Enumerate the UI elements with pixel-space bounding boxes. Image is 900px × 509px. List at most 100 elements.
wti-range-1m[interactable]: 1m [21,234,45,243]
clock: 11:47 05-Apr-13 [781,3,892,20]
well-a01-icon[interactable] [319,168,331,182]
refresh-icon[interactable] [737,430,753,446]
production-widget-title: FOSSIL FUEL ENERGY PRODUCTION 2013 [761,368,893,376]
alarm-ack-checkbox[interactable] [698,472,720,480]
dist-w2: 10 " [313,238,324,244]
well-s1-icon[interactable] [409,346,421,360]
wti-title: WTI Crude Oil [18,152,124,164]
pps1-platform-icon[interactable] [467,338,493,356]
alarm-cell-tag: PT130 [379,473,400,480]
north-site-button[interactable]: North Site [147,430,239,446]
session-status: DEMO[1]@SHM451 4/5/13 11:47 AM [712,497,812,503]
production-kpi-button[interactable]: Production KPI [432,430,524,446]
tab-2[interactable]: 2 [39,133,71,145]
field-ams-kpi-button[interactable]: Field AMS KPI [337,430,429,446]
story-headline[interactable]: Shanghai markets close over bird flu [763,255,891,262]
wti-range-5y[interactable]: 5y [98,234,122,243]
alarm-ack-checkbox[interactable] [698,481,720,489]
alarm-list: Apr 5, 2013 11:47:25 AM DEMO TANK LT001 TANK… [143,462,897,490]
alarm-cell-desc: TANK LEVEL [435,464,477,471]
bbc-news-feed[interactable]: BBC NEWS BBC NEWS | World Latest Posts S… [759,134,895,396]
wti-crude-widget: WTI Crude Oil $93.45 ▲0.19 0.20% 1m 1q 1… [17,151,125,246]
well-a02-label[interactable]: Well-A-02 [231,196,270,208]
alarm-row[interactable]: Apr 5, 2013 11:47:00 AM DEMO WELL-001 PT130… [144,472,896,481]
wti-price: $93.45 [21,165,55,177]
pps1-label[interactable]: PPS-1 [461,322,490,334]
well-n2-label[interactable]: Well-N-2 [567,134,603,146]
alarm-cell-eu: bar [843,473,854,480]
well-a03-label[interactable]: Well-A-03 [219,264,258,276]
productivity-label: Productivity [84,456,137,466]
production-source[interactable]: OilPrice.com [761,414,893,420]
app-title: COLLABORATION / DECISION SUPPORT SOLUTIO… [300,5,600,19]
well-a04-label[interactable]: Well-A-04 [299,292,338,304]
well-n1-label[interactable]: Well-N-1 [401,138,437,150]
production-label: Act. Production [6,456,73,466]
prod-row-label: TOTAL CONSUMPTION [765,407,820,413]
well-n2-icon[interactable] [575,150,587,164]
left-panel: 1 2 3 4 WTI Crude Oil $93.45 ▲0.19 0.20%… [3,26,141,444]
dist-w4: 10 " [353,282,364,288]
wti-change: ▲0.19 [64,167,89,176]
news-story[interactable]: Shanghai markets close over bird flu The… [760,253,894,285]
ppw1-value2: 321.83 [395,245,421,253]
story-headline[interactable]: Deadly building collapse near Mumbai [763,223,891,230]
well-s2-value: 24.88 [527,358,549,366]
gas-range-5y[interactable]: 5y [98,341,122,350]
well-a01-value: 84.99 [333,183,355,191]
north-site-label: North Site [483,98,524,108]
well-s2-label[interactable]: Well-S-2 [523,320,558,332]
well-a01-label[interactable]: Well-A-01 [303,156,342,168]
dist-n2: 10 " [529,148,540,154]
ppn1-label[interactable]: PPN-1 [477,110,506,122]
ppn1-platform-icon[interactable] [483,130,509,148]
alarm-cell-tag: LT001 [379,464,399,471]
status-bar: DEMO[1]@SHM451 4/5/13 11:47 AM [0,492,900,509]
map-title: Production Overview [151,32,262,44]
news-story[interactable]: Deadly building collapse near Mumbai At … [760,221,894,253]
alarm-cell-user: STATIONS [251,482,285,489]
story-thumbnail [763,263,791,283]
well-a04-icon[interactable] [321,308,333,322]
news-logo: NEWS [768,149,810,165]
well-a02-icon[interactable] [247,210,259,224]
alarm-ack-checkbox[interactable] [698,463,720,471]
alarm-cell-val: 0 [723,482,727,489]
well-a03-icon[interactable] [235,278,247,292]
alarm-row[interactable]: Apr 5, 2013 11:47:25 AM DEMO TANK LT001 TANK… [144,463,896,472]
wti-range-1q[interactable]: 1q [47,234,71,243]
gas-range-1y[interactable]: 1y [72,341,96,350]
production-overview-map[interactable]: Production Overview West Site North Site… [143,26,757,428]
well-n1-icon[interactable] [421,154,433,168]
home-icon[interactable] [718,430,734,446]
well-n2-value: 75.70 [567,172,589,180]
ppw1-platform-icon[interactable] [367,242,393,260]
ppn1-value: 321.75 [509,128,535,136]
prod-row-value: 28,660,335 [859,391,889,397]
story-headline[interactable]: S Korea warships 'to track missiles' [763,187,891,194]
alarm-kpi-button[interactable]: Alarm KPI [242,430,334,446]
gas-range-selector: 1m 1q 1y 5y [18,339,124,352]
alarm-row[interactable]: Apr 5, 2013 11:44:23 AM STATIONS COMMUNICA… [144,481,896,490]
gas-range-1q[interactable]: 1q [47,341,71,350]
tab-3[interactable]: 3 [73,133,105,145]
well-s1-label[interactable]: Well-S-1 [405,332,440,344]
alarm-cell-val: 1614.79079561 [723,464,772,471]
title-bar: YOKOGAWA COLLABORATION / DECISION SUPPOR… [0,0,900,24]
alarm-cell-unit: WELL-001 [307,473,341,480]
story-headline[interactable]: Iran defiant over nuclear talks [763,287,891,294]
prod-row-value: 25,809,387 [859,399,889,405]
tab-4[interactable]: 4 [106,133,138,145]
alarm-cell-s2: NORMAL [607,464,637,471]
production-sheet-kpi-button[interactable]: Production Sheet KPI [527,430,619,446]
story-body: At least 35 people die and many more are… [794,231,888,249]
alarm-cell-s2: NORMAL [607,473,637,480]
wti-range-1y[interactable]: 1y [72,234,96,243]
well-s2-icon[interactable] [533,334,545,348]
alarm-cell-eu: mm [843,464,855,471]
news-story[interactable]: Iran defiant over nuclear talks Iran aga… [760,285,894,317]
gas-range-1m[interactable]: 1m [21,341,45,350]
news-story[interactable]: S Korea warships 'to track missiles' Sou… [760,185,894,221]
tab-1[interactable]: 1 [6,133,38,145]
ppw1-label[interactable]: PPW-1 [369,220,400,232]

TO BE DONE. Give every row above as a JSON list of strings, one string per line, and leave out blank lines.

RESULT OF THE TASK.
[
  "Enumerate the UI elements with pixel-space bounding boxes. Image is 900px × 509px. List at most 100 elements.",
  "wti-range-1m[interactable]: 1m [21,234,45,243]",
  "clock: 11:47 05-Apr-13 [781,3,892,20]",
  "well-a01-icon[interactable] [319,168,331,182]",
  "refresh-icon[interactable] [737,430,753,446]",
  "production-widget-title: FOSSIL FUEL ENERGY PRODUCTION 2013 [761,368,893,376]",
  "alarm-ack-checkbox[interactable] [698,472,720,480]",
  "dist-w2: 10 \" [313,238,324,244]",
  "well-s1-icon[interactable] [409,346,421,360]",
  "wti-title: WTI Crude Oil [18,152,124,164]",
  "pps1-platform-icon[interactable] [467,338,493,356]",
  "alarm-cell-tag: PT130 [379,473,400,480]",
  "north-site-button[interactable]: North Site [147,430,239,446]",
  "session-status: DEMO[1]@SHM451 4/5/13 11:47 AM [712,497,812,503]",
  "production-kpi-button[interactable]: Production KPI [432,430,524,446]",
  "tab-2[interactable]: 2 [39,133,71,145]",
  "field-ams-kpi-button[interactable]: Field AMS KPI [337,430,429,446]",
  "story-headline[interactable]: Shanghai markets close over bird flu [763,255,891,262]",
  "wti-range-5y[interactable]: 5y [98,234,122,243]",
  "alarm-ack-checkbox[interactable] [698,481,720,489]",
  "alarm-list: Apr 5, 2013 11:47:25 AM DEMO TANK LT001 TANK… [143,462,897,490]",
  "alarm-cell-desc: TANK LEVEL [435,464,477,471]",
  "bbc-news-feed[interactable]: BBC NEWS BBC NEWS | World Latest Posts S… [759,134,895,396]",
  "wti-crude-widget: WTI Crude Oil $93.45 ▲0.19 0.20% 1m 1q 1… [17,151,125,246]",
  "well-a02-label[interactable]: Well-A-02 [231,196,270,208]",
  "alarm-row[interactable]: Apr 5, 2013 11:47:00 AM DEMO WELL-001 PT130… [144,472,896,481]",
  "wti-price: $93.45 [21,165,55,177]",
  "pps1-label[interactable]: PPS-1 [461,322,490,334]",
  "well-n2-label[interactable]: Well-N-2 [567,134,603,146]",
  "alarm-cell-eu: bar [843,473,854,480]",
  "well-a03-label[interactable]: Well-A-03 [219,264,258,276]",
  "productivity-label: Productivity [84,456,137,466]",
  "production-source[interactable]: OilPrice.com [761,414,893,420]",
  "app-title: COLLABORATION / DECISION SUPPORT SOLUTIO… [300,5,600,19]",
  "well-a04-label[interactable]: Well-A-04 [299,292,338,304]",
  "well-n1-label[interactable]: Well-N-1 [401,138,437,150]",
  "production-label: Act. Production [6,456,73,466]",
  "prod-row-label: TOTAL CONSUMPTION [765,407,820,413]",
  "well-n2-icon[interactable] [575,150,587,164]",
  "left-panel: 1 2 3 4 WTI Crude Oil $93.45 ▲0.19 0.20%… [3,26,141,444]",
  "dist-w4: 10 \" [353,282,364,288]",
  "wti-change: ▲0.19 [64,167,89,176]",
  "news-story[interactable]: Shanghai markets close over bird flu The… [760,253,894,285]",
  "ppw1-value2: 321.83 [395,245,421,253]",
  "story-headline[interactable]: Deadly building collapse near Mumbai [763,223,891,230]",
  "well-s2-value: 24.88 [527,358,549,366]",
  "gas-range-5y[interactable]: 5y [98,341,122,350]",
  "well-a01-value: 84.99 [333,183,355,191]",
  "north-site-label: North Site [483,98,524,108]",
  "well-s2-label[interactable]: Well-S-2 [523,320,558,332]",
  "well-a01-label[interactable]: Well-A-01 [303,156,342,168]",
  "dist-n2: 10 \" [529,148,540,154]",
  "ppn1-label[interactable]: PPN-1 [477,110,506,122]",
  "ppn1-platform-icon[interactable] [483,130,509,148]",
  "alarm-cell-tag: LT001 [379,464,399,471]",
  "status-bar: DEMO[1]@SHM451 4/5/13 11:47 AM [0,492,900,509]",
  "map-title: Production Overview [151,32,262,44]",
  "news-story[interactable]: Deadly building collapse near Mumbai At … [760,221,894,253]",
  "alarm-cell-user: STATIONS [251,482,285,489]",
  "story-thumbnail [763,263,791,283]",
  "well-a04-icon[interactable] [321,308,333,322]",
  "news-logo: NEWS [768,149,810,165]",
  "well-a02-icon[interactable] [247,210,259,224]",
  "alarm-ack-checkbox[interactable] [698,463,720,471]",
  "alarm-cell-val: 0 [723,482,727,489]",
  "well-a03-icon[interactable] [235,278,247,292]",
  "alarm-row[interactable]: Apr 5, 2013 11:47:25 AM DEMO TANK LT001 TANK… [144,463,896,472]",
  "wti-range-1q[interactable]: 1q [47,234,71,243]",
  "gas-range-1y[interactable]: 1y [72,341,96,350]",
  "production-overview-map[interactable]: Production Overview West Site North Site… [143,26,757,428]",
  "well-n1-icon[interactable] [421,154,433,168]",
  "home-icon[interactable] [718,430,734,446]",
  "well-n2-value: 75.70 [567,172,589,180]",
  "ppw1-platform-icon[interactable] [367,242,393,260]",
  "ppn1-value: 321.75 [509,128,535,136]",
  "prod-row-value: 28,660,335 [859,391,889,397]",
  "story-headline[interactable]: S Korea warships 'to track missiles' [763,187,891,194]",
  "alarm-kpi-button[interactable]: Alarm KPI [242,430,334,446]",
  "gas-range-selector: 1m 1q 1y 5y [18,339,124,352]",
  "alarm-row[interactable]: Apr 5, 2013 11:44:23 AM STATIONS COMMUNICA… [144,481,896,490]",
  "gas-range-1q[interactable]: 1q [47,341,71,350]",
  "tab-3[interactable]: 3 [73,133,105,145]",
  "well-s1-label[interactable]: Well-S-1 [405,332,440,344]",
  "alarm-cell-val: 1614.79079561 [723,464,772,471]",
  "title-bar: YOKOGAWA COLLABORATION / DECISION SUPPOR… [0,0,900,24]",
  "alarm-cell-unit: WELL-001 [307,473,341,480]",
  "story-headline[interactable]: Iran defiant over nuclear talks [763,287,891,294]",
  "prod-row-value: 25,809,387 [859,399,889,405]",
  "tab-4[interactable]: 4 [106,133,138,145]",
  "alarm-cell-s2: NORMAL [607,464,637,471]",
  "production-sheet-kpi-button[interactable]: Production Sheet KPI [527,430,619,446]",
  "story-body: At least 35 people die and many more are… [794,231,888,249]",
  "alarm-cell-s2: NORMAL [607,473,637,480]",
  "wti-range-1y[interactable]: 1y [72,234,96,243]",
  "well-s2-icon[interactable] [533,334,545,348]",
  "alarm-cell-eu: mm [843,464,855,471]",
  "news-story[interactable]: Iran defiant over nuclear talks Iran aga… [760,285,894,317]",
  "gas-range-1m[interactable]: 1m [21,341,45,350]",
  "news-story[interactable]: S Korea warships 'to track missiles' Sou… [760,185,894,221]",
  "tab-1[interactable]: 1 [6,133,38,145]",
  "ppw1-label[interactable]: PPW-1 [369,220,400,232]"
]